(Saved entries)
★ ★ ★ ★ ★

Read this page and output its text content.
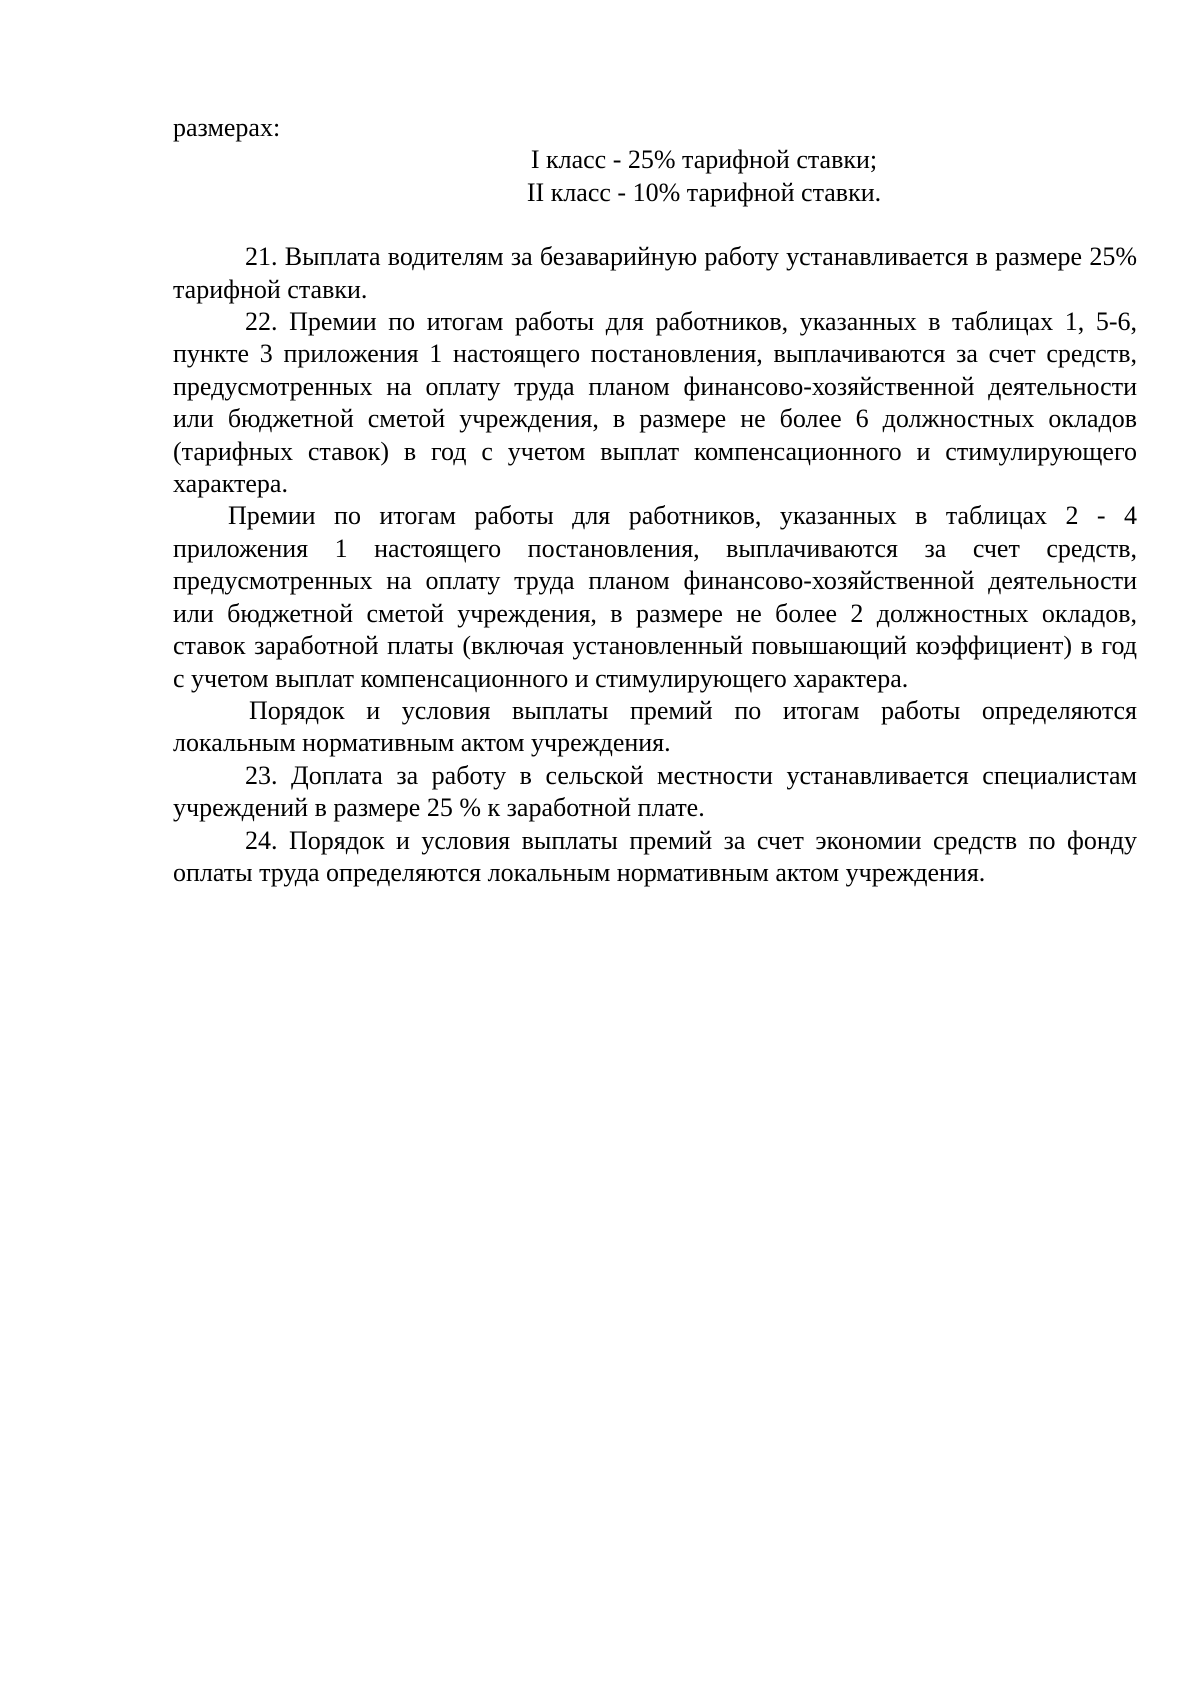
размерах:

I класс - 25% тарифной ставки;

II класс - 10% тарифной ставки.

21. Выплата водителям за безаварийную работу устанавливается в размере 25% тарифной ставки.

22. Премии по итогам работы для работников, указанных в таблицах 1, 5-6, пункте 3 приложения 1 настоящего постановления, выплачиваются за счет средств, предусмотренных на оплату труда планом финансово-хозяйственной деятельности или бюджетной сметой учреждения, в размере не более 6 должностных окладов (тарифных ставок) в год с учетом выплат компенсационного и стимулирующего характера.

Премии по итогам работы для работников, указанных в таблицах 2 - 4 приложения 1 настоящего постановления, выплачиваются за счет средств, предусмотренных на оплату труда планом финансово-хозяйственной деятельности или бюджетной сметой учреждения, в размере не более 2 должностных окладов, ставок заработной платы (включая установленный повышающий коэффициент) в год с учетом выплат компенсационного и стимулирующего характера.

Порядок и условия выплаты премий по итогам работы определяются локальным нормативным актом учреждения.

23. Доплата за работу в сельской местности устанавливается специалистам учреждений в размере 25 % к заработной плате.

24. Порядок и условия выплаты премий за счет экономии средств по фонду оплаты труда определяются локальным нормативным актом учреждения.
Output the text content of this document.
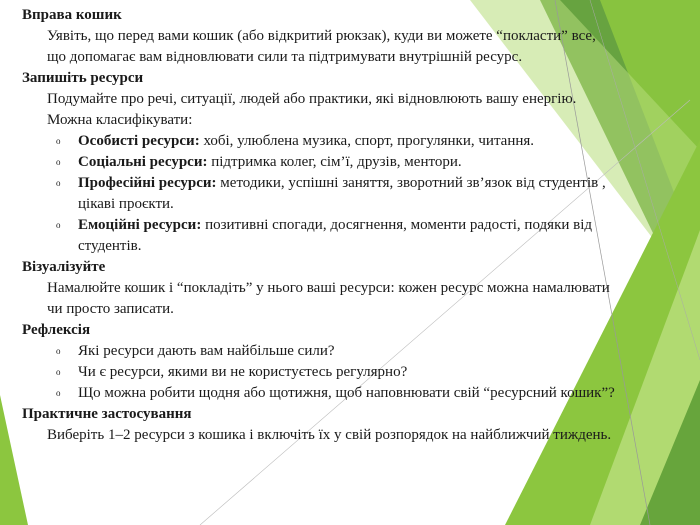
Вправа кошик
Уявіть, що перед вами кошик (або відкритий рюкзак), куди ви можете “покласти” все,
що допомагає вам відновлювати сили та підтримувати внутрішній ресурс.
Запишіть ресурси
Подумайте про речі, ситуації, людей або практики, які відновлюють вашу енергію.
Можна класифікувати:
o Особисті ресурси: хобі, улюблена музика, спорт, прогулянки, читання.
o Соціальні ресурси: підтримка колег, сім’ї, друзів, ментори.
o Професійні ресурси: методики, успішні заняття, зворотний зв’язок від студентів ,
цікаві проєкти.
o Емоційні ресурси: позитивні спогади, досягнення, моменти радості, подяки від
студентів.
Візуалізуйте
Намалюйте кошик і “покладіть” у нього ваші ресурси: кожен ресурс можна намалювати
чи просто записати.
Рефлексія
o Які ресурси дають вам найбільше сили?
o Чи є ресурси, якими ви не користуєтесь регулярно?
o Що можна робити щодня або щотижня, щоб наповнювати свій “ресурсний кошик”?
Практичне застосування
Виберіть 1–2 ресурси з кошика і включіть їх у свій розпорядок на найближчий тиждень.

★ ★ ★ ★ ★

Identify and copy the lines holding the word "класс".

Response to the exercise =>
I класс - 25% тарифной ставки;
II класс - 10% тарифной ставки.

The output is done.